Locate every line in the records below that holds the word "Depth" and return each one.

>>>>

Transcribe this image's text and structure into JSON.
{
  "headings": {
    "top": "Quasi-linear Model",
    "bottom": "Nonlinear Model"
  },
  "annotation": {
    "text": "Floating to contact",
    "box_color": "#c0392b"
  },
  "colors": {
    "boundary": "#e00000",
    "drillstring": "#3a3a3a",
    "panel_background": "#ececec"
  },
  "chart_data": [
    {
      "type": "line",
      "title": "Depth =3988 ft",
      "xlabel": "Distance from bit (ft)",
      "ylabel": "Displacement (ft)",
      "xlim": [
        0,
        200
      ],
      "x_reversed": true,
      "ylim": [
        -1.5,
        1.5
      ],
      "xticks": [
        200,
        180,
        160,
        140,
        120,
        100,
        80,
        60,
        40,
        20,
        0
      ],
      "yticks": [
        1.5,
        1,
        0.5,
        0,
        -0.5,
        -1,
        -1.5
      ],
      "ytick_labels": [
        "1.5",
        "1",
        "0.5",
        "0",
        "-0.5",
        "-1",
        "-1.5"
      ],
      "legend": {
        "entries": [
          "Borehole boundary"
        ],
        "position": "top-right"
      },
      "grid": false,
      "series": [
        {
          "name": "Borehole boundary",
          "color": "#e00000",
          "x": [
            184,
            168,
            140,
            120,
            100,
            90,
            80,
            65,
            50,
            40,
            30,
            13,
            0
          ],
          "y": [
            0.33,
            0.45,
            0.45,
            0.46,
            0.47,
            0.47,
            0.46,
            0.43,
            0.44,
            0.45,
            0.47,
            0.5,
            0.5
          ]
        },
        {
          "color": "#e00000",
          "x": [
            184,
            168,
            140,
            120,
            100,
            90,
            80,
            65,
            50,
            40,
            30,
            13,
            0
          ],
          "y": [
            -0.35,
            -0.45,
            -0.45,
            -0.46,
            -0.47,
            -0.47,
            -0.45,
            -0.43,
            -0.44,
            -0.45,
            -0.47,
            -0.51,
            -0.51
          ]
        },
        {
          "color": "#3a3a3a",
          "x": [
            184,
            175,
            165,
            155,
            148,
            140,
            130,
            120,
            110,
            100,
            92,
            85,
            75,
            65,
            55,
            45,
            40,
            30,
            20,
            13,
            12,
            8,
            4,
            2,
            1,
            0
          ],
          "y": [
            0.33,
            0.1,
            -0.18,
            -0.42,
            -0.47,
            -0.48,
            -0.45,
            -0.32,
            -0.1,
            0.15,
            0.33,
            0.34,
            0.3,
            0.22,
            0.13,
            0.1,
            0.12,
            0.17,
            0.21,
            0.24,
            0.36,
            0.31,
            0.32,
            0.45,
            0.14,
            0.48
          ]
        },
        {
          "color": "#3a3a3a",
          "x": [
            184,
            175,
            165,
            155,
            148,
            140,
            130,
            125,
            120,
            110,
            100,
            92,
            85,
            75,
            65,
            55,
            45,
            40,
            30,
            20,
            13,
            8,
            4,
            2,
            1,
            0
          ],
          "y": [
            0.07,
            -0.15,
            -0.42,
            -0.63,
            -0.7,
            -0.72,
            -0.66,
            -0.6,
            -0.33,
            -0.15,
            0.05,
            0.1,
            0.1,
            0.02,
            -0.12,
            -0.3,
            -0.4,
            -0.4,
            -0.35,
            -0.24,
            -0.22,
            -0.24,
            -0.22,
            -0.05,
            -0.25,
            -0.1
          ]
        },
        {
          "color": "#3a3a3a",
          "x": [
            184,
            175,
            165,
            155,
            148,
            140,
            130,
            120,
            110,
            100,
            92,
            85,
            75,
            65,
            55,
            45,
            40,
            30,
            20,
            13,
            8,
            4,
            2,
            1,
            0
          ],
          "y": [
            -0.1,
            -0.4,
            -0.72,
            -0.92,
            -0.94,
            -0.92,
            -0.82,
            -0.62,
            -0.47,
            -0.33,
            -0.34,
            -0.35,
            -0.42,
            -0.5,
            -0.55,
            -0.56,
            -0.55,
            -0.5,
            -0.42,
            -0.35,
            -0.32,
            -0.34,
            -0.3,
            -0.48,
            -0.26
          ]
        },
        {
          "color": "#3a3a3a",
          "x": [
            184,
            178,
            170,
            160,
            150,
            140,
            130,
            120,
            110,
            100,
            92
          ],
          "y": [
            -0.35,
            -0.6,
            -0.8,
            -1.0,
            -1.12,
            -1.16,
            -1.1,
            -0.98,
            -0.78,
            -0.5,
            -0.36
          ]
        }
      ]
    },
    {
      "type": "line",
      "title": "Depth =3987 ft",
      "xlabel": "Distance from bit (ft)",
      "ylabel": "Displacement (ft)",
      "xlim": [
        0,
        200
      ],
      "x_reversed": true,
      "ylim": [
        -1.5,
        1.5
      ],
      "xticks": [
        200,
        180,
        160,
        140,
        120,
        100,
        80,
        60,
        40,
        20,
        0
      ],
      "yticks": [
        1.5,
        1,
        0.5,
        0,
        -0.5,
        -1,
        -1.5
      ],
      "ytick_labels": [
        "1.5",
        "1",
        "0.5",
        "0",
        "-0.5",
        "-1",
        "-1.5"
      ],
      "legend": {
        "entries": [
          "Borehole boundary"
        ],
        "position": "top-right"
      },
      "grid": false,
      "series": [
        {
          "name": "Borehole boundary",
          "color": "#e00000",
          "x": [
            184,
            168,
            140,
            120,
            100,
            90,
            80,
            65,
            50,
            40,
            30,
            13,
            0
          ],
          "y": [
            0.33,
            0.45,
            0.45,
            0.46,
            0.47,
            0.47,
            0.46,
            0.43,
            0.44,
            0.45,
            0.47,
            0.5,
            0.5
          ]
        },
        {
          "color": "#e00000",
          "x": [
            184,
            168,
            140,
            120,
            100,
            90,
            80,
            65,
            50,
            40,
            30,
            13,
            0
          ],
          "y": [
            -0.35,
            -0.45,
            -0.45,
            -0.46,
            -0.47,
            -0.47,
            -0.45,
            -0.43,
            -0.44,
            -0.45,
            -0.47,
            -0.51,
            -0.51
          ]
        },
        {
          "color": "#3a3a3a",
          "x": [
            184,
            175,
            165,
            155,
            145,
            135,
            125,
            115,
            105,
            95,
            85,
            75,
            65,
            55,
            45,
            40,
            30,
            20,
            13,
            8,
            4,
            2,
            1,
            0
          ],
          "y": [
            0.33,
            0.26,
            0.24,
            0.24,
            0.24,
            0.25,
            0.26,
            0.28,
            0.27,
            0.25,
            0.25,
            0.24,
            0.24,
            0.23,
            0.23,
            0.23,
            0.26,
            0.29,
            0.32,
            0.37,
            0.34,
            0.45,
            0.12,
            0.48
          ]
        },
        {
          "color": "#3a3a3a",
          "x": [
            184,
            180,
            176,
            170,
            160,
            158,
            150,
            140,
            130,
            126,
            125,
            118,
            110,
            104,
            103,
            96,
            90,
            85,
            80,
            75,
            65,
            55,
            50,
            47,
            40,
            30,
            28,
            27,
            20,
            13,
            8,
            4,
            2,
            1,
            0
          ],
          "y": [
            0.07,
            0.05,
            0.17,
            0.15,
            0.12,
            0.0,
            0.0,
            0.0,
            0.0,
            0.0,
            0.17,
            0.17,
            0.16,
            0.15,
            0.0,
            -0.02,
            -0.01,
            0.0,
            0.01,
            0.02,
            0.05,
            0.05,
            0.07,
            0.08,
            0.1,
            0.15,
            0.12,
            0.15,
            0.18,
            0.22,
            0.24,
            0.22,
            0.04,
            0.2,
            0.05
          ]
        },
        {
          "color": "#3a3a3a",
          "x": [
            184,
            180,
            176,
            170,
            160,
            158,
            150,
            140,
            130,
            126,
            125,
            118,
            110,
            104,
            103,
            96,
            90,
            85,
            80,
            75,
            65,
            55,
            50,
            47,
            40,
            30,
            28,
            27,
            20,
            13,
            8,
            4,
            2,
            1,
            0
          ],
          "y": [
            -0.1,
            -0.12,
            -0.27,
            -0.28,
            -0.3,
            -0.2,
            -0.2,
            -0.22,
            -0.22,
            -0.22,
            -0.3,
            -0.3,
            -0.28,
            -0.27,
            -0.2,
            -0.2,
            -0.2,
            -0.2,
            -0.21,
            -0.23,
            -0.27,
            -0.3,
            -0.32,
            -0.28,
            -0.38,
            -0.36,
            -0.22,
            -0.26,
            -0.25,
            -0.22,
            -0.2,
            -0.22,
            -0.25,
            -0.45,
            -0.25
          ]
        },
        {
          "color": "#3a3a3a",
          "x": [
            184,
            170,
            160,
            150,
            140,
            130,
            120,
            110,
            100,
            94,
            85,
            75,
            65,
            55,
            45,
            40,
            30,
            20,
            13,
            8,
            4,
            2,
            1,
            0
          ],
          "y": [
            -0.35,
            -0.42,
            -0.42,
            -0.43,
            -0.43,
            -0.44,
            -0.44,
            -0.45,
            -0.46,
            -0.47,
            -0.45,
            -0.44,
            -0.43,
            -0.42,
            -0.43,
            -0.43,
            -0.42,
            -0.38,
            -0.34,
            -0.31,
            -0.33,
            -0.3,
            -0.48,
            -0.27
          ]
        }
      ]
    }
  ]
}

<<<<

- [TASK SOLUTION]
      "title": "Depth =3988 ft",
      "title": "Depth =3987 ft",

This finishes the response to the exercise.